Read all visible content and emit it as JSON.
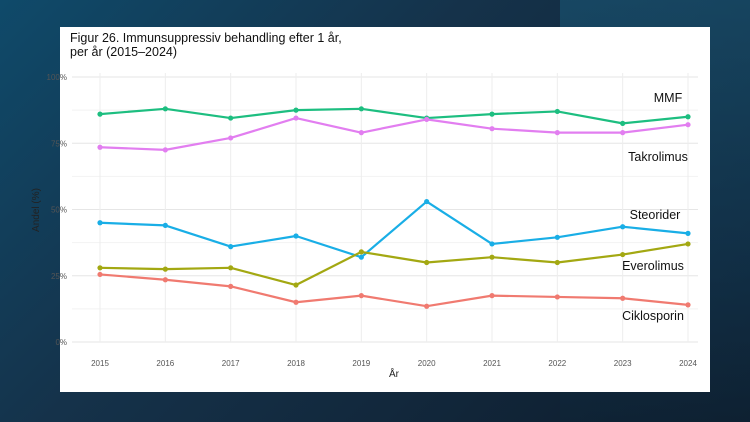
{
  "chart_data": {
    "type": "line",
    "title": "Figur 26. Immunsuppressiv behandling efter 1 år,",
    "subtitle": "per år (2015–2024)",
    "xlabel": "År",
    "ylabel": "Andel (%)",
    "x": [
      2015,
      2016,
      2017,
      2018,
      2019,
      2020,
      2021,
      2022,
      2023,
      2024
    ],
    "y_ticks": [
      "0%",
      "25%",
      "50%",
      "75%",
      "100%"
    ],
    "ylim": [
      0,
      100
    ],
    "grid": true,
    "legend": "direct labels at right",
    "series": [
      {
        "name": "MMF",
        "color": "#1dbe80",
        "values": [
          86,
          88,
          84.5,
          87.5,
          88,
          84.5,
          86,
          87,
          82.5,
          85
        ]
      },
      {
        "name": "Takrolimus",
        "color": "#e27ef0",
        "values": [
          73.5,
          72.5,
          77,
          84.5,
          79,
          84,
          80.5,
          79,
          79,
          82
        ]
      },
      {
        "name": "Steorider",
        "color": "#19aee6",
        "values": [
          45,
          44,
          36,
          40,
          32,
          53,
          37,
          39.5,
          43.5,
          41
        ]
      },
      {
        "name": "Everolimus",
        "color": "#a3a812",
        "values": [
          28,
          27.5,
          28,
          21.5,
          34,
          30,
          32,
          30,
          33,
          37
        ]
      },
      {
        "name": "Ciklosporin",
        "color": "#f07a70",
        "values": [
          25.5,
          23.5,
          21,
          15,
          17.5,
          13.5,
          17.5,
          17,
          16.5,
          14
        ]
      }
    ]
  }
}
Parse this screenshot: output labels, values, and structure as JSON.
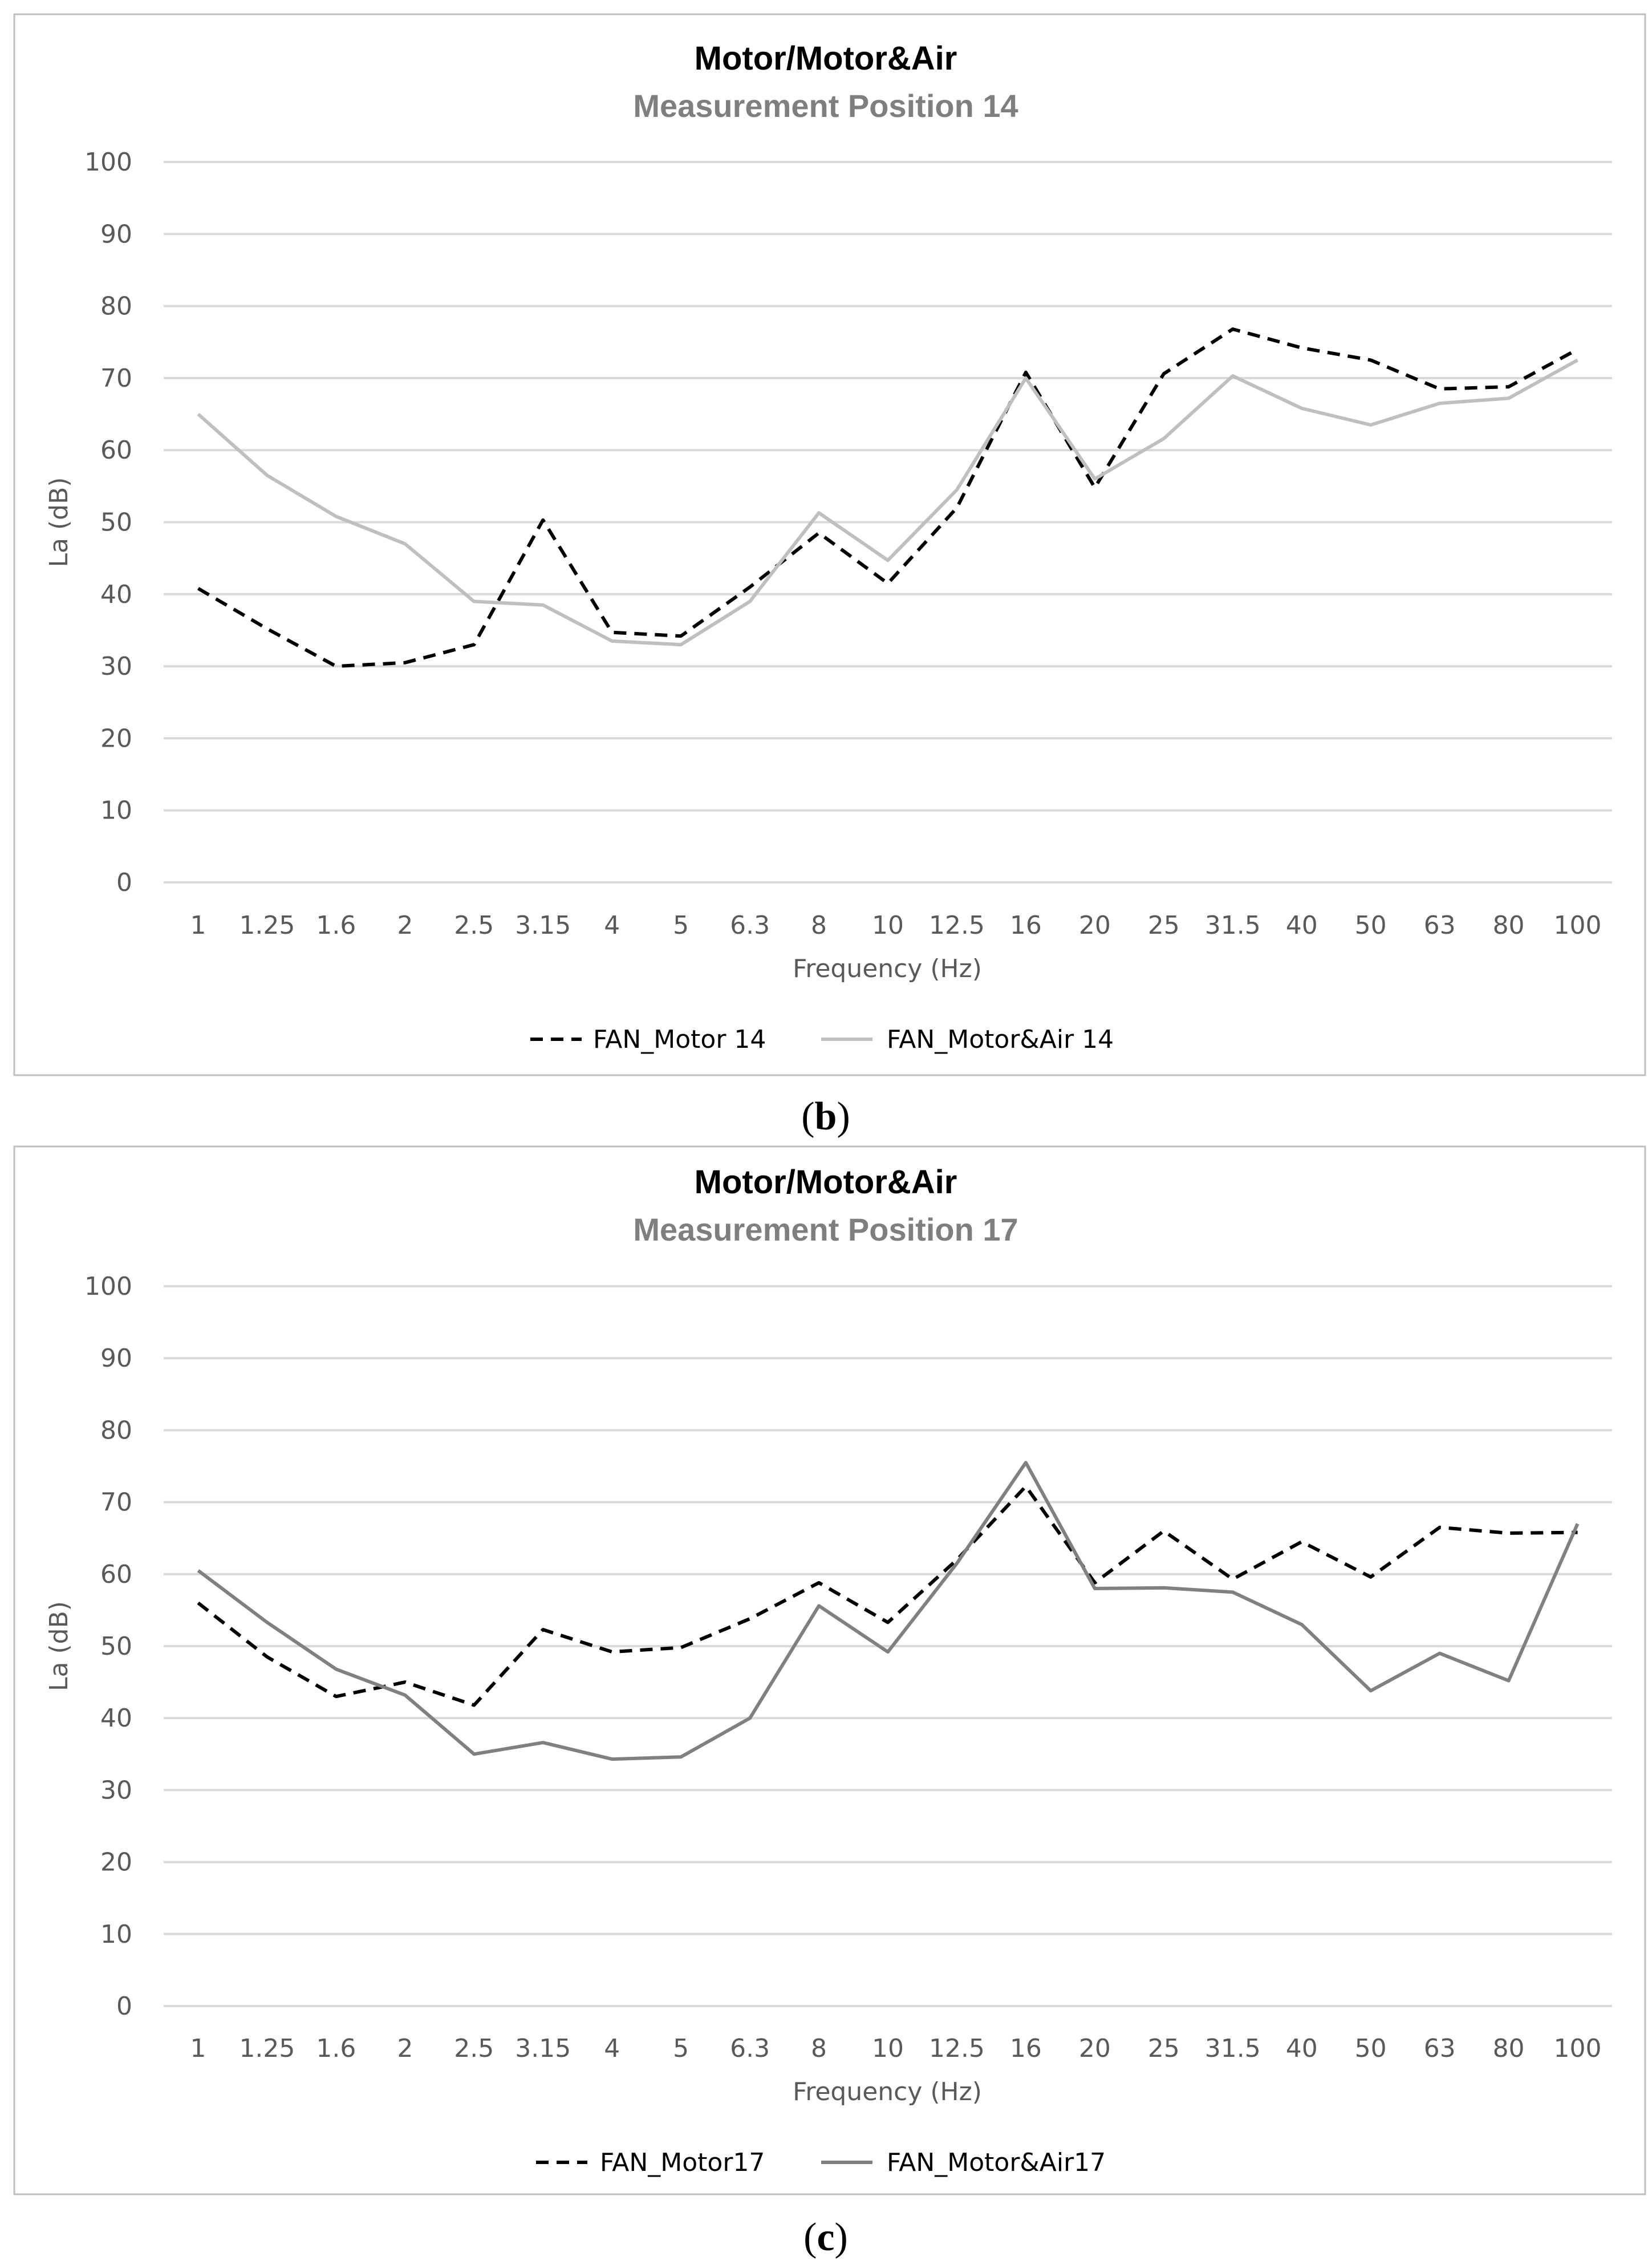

━━━━

WORK INSTRUCTIONS
Pictures are to be left out; all else in the entries above is to be quoted exactly.

WORKED SOLUTION
Read all visible content and emit it as JSON.
{
  "chart_data": {
    "type": "line",
    "title": "Figur 26. Immunsuppressiv behandling efter 1 år,",
    "subtitle": "per år (2015–2024)",
    "xlabel": "År",
    "ylabel": "Andel (%)",
    "x": [
      2015,
      2016,
      2017,
      2018,
      2019,
      2020,
      2021,
      2022,
      2023,
      2024
    ],
    "y_ticks": [
      "0%",
      "25%",
      "50%",
      "75%",
      "100%"
    ],
    "ylim": [
      0,
      100
    ],
    "grid": true,
    "legend": "direct labels at right",
    "series": [
      {
        "name": "MMF",
        "color": "#1dbe80",
        "values": [
          86,
          88,
          84.5,
          87.5,
          88,
          84.5,
          86,
          87,
          82.5,
          85
        ]
      },
      {
        "name": "Takrolimus",
        "color": "#e27ef0",
        "values": [
          73.5,
          72.5,
          77,
          84.5,
          79,
          84,
          80.5,
          79,
          79,
          82
        ]
      },
      {
        "name": "Steorider",
        "color": "#19aee6",
        "values": [
          45,
          44,
          36,
          40,
          32,
          53,
          37,
          39.5,
          43.5,
          41
        ]
      },
      {
        "name": "Everolimus",
        "color": "#a3a812",
        "values": [
          28,
          27.5,
          28,
          21.5,
          34,
          30,
          32,
          30,
          33,
          37
        ]
      },
      {
        "name": "Ciklosporin",
        "color": "#f07a70",
        "values": [
          25.5,
          23.5,
          21,
          15,
          17.5,
          13.5,
          17.5,
          17,
          16.5,
          14
        ]
      }
    ]
  }
}
Parse this screenshot: output labels, values, and structure as JSON.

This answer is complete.